Extracted data entries:
____________________
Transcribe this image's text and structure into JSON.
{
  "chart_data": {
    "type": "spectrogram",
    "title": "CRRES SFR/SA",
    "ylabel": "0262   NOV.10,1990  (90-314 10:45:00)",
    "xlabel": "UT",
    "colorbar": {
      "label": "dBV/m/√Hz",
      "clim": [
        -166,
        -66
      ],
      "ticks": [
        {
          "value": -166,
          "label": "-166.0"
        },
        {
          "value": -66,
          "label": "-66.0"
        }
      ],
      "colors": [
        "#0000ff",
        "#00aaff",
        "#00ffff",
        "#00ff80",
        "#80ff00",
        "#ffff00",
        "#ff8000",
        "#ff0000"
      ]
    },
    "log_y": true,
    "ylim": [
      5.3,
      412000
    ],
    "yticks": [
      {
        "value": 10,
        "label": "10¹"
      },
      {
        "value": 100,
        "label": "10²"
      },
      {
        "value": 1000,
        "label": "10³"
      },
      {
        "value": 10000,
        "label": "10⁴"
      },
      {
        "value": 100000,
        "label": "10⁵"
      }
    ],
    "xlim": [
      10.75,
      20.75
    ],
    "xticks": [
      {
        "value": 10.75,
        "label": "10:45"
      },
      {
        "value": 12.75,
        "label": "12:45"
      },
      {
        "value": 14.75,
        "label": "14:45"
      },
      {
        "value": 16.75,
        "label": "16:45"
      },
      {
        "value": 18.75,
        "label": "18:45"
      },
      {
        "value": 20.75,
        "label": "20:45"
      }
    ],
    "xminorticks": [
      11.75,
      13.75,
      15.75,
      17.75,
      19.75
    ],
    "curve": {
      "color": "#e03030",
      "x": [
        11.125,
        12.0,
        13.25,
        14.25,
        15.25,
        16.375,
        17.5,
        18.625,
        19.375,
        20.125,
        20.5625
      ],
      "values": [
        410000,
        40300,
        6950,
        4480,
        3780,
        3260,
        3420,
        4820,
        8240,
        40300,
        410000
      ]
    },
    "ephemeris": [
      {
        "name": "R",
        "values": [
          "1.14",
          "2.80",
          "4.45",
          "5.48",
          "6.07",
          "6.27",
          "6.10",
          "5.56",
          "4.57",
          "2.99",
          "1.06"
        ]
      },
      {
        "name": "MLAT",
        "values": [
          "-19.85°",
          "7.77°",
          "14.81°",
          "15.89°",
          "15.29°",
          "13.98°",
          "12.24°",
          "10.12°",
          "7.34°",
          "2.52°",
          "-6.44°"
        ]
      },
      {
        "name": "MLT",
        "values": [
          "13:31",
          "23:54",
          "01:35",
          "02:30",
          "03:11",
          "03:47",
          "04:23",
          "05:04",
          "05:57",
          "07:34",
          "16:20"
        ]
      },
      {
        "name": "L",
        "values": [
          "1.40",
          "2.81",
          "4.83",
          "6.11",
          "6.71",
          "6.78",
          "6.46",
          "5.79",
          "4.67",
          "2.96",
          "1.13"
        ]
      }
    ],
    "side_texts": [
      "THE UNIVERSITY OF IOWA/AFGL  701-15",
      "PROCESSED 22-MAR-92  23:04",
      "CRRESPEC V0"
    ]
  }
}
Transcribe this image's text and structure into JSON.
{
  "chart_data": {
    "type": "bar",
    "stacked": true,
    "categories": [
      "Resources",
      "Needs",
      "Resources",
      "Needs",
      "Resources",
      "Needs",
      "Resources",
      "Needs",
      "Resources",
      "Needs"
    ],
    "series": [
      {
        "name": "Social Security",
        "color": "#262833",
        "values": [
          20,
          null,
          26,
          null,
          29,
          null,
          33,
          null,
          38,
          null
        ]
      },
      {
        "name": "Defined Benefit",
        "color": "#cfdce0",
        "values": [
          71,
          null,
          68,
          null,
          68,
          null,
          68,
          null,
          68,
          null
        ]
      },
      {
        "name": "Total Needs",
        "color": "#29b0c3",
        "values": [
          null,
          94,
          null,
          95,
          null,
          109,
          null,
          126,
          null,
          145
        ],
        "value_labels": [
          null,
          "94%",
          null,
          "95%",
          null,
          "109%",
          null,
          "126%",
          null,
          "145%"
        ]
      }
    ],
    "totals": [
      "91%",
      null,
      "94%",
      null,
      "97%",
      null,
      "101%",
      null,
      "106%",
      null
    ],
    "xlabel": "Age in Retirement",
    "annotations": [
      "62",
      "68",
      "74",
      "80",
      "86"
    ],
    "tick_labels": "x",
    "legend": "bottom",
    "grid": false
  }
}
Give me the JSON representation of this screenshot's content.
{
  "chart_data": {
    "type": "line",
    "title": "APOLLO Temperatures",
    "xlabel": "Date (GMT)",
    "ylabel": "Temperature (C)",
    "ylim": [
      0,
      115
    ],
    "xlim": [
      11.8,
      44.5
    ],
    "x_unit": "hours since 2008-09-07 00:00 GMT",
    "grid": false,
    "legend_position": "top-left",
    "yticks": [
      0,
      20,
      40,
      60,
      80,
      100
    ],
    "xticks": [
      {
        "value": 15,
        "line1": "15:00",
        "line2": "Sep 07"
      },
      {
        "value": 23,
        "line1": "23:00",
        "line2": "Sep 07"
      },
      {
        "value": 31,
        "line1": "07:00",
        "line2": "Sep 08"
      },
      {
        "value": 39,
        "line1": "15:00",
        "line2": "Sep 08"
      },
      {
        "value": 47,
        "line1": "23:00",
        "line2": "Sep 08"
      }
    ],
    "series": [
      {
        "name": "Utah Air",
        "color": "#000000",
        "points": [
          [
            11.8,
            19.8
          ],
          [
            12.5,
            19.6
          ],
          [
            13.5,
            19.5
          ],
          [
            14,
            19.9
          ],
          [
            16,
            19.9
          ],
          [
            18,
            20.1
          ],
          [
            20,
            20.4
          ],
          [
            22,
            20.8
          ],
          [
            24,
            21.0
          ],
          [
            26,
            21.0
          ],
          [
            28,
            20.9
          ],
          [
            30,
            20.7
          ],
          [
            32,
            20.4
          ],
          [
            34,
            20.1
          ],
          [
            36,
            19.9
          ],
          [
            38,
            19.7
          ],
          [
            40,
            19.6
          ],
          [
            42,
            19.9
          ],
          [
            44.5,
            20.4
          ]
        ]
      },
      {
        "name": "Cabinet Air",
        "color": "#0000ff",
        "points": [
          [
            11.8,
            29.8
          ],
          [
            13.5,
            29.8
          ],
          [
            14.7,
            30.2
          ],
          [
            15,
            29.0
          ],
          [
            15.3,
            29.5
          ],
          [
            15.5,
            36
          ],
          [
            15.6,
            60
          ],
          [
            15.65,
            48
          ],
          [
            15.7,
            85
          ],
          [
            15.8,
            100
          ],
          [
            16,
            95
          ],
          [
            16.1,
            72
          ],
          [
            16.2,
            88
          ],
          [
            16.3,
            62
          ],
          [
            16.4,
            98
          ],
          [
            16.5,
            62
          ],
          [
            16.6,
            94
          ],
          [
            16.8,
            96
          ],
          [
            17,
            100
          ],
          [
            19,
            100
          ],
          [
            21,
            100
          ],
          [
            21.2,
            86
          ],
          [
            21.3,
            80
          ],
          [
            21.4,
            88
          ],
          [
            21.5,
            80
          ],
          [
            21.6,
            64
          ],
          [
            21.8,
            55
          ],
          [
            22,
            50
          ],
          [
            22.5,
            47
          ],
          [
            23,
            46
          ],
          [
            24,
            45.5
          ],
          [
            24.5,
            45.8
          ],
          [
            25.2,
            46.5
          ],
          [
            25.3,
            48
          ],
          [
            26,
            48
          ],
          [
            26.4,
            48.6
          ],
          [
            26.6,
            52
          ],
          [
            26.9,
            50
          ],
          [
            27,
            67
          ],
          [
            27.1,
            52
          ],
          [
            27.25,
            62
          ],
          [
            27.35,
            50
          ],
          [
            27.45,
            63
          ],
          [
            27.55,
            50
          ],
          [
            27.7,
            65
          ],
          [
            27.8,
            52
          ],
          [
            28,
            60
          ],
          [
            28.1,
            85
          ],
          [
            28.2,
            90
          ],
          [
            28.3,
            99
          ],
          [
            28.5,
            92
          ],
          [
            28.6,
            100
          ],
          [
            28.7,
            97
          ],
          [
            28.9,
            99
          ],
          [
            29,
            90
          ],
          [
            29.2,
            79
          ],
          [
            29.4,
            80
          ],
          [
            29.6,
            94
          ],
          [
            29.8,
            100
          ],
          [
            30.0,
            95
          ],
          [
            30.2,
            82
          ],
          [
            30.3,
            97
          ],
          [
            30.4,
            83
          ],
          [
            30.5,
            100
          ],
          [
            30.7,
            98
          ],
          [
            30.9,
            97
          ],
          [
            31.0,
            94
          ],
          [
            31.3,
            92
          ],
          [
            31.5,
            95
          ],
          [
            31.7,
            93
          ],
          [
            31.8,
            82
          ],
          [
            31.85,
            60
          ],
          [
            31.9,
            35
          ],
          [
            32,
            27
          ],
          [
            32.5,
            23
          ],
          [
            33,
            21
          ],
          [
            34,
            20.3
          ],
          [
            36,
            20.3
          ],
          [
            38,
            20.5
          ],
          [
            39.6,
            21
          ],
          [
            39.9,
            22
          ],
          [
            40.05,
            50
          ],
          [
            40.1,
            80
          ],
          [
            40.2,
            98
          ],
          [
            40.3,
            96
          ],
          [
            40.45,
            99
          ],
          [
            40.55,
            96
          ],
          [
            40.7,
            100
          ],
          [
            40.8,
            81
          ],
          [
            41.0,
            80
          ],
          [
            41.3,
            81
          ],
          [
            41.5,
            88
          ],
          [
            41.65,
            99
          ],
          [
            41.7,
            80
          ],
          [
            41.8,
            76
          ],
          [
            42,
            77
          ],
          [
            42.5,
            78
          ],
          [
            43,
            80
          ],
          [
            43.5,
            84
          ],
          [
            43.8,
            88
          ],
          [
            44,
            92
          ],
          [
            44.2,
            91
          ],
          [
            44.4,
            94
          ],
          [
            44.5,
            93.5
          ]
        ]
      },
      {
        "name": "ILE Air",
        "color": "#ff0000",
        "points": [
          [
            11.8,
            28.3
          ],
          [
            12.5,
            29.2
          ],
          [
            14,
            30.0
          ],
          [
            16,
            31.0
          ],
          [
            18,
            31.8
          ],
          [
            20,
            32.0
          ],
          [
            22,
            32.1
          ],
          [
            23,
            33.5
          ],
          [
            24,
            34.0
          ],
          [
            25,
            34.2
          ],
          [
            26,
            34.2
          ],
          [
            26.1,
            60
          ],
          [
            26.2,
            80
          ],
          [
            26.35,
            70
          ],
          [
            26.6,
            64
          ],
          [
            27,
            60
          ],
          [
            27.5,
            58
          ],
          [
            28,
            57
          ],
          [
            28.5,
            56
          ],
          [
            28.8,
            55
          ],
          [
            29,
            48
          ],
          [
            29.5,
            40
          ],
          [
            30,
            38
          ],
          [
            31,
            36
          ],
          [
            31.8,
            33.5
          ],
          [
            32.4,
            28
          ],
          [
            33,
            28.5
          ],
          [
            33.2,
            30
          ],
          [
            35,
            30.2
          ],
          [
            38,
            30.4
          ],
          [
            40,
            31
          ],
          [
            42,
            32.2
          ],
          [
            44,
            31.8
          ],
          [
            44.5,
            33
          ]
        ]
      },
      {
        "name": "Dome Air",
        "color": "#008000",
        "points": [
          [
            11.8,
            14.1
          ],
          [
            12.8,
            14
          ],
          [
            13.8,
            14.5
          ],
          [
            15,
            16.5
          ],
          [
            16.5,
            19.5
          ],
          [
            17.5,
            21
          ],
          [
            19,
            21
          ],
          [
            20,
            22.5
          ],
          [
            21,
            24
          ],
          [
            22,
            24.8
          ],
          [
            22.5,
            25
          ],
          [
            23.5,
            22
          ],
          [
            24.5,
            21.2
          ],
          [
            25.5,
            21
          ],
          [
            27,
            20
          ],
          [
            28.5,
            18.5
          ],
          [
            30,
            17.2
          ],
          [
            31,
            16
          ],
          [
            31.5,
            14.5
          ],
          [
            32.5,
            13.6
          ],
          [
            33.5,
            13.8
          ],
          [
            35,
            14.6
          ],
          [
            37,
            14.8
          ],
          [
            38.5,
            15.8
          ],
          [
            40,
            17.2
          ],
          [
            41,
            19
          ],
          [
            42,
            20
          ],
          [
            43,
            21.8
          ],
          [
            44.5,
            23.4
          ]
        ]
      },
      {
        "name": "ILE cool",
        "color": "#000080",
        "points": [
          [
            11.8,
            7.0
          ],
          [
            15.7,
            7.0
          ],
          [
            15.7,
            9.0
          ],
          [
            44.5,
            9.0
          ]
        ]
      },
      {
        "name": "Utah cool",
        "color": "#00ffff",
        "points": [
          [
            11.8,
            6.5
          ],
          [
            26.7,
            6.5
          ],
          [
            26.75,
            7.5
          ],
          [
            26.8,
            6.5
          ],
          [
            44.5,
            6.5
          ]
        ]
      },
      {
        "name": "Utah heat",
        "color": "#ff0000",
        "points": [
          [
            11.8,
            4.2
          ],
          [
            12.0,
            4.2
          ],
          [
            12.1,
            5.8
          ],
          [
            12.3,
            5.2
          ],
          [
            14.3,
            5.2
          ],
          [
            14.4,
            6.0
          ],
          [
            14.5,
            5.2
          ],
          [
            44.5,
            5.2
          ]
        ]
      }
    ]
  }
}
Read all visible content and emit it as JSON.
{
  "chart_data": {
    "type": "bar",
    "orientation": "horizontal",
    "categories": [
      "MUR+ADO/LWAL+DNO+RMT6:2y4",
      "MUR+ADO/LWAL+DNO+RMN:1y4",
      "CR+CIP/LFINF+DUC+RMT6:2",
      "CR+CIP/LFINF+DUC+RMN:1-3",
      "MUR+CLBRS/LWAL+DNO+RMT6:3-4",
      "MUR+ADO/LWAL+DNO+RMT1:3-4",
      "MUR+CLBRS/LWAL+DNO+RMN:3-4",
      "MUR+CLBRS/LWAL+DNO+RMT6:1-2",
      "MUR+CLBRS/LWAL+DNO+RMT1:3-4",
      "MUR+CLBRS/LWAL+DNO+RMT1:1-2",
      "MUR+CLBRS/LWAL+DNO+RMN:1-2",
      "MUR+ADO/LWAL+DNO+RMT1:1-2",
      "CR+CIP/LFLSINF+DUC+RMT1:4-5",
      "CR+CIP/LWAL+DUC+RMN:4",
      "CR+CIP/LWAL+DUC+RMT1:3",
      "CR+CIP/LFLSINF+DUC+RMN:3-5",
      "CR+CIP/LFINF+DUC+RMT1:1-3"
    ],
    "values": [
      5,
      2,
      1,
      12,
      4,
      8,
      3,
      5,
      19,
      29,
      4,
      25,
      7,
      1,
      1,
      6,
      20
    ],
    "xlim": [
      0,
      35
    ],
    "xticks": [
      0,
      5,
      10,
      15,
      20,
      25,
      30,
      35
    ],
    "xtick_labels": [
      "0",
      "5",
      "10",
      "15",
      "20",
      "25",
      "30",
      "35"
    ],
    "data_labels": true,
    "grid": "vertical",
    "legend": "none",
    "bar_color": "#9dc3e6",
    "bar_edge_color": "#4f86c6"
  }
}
____________________
STATED EXERCISE:
Gather each line that holds "xlabel".

ANSWER FOR THE TASK:
    "xlabel": "UT",
    "xlabel": "Age in Retirement",
    "xlabel": "Date (GMT)",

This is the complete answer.